#### WHAT IS REQUIRED:
Count, in the entries below, the lines in which "this" occurs. Give the number, nothing more.

╭──

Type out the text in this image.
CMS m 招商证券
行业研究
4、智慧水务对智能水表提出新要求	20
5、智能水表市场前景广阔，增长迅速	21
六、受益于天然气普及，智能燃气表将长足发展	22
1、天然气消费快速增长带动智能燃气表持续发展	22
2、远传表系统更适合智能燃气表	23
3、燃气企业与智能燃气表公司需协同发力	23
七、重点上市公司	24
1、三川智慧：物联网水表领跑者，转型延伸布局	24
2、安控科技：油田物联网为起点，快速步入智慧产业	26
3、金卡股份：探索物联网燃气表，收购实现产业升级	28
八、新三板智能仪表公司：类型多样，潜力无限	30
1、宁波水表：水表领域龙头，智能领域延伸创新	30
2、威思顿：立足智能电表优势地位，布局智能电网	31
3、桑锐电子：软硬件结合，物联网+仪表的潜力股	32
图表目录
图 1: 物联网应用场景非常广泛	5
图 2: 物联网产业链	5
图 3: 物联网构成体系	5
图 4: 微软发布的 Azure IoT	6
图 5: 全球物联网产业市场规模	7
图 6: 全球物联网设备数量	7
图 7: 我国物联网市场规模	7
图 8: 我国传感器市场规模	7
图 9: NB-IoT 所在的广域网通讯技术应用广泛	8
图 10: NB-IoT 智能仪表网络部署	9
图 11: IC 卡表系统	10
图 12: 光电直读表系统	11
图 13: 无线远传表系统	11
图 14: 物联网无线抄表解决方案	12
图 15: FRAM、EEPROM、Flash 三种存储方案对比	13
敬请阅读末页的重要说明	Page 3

╰──
╭──

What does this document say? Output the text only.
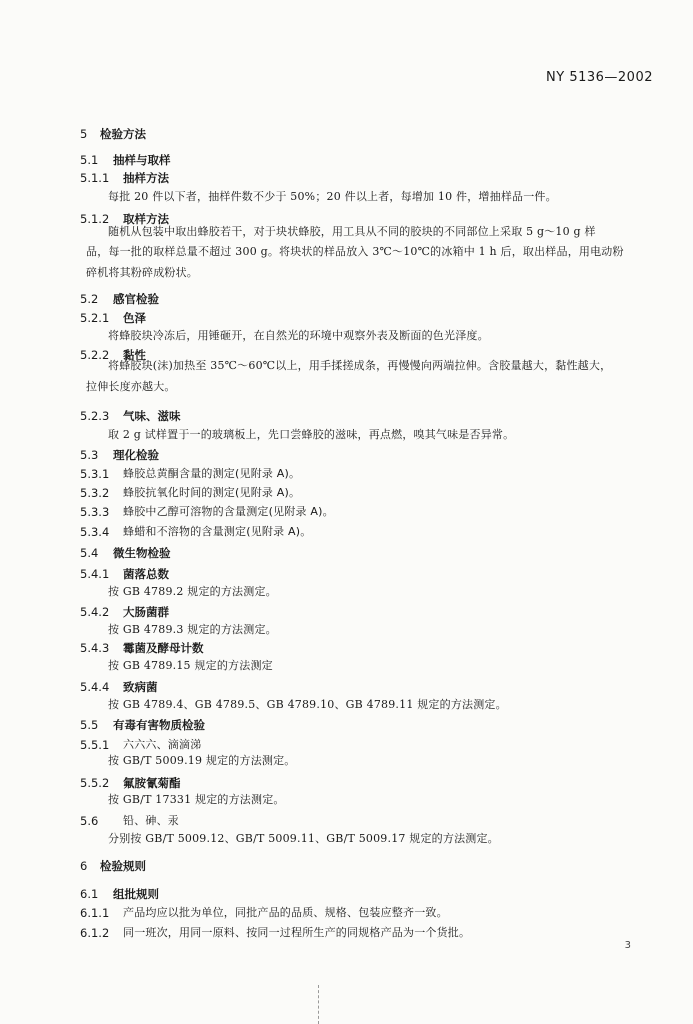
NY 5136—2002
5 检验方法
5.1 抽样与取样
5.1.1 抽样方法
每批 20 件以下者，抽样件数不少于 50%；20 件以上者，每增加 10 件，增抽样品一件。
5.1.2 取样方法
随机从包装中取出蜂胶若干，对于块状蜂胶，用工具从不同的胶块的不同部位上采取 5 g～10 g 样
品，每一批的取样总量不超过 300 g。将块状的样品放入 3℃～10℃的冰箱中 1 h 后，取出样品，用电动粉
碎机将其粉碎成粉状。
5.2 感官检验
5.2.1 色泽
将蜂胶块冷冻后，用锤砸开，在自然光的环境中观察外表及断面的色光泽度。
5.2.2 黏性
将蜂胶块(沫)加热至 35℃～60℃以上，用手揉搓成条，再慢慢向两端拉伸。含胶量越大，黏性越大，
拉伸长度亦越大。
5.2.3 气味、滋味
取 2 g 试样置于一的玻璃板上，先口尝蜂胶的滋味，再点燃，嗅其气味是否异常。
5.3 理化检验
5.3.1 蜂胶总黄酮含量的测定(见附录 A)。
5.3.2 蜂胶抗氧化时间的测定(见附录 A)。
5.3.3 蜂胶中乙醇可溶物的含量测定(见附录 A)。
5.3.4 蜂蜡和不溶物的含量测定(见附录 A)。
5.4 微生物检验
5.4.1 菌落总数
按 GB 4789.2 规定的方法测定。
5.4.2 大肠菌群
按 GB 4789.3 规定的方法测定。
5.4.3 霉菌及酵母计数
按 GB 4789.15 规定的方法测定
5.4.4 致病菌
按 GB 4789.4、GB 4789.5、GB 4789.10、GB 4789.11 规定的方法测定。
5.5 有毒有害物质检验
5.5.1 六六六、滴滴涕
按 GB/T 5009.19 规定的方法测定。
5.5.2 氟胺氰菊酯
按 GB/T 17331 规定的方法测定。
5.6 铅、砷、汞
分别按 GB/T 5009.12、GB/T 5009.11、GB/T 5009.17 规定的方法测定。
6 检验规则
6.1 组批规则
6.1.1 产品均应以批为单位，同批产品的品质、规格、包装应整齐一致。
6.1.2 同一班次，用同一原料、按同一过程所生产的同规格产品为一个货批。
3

╰──

#### WRITTEN RESPONSE:
2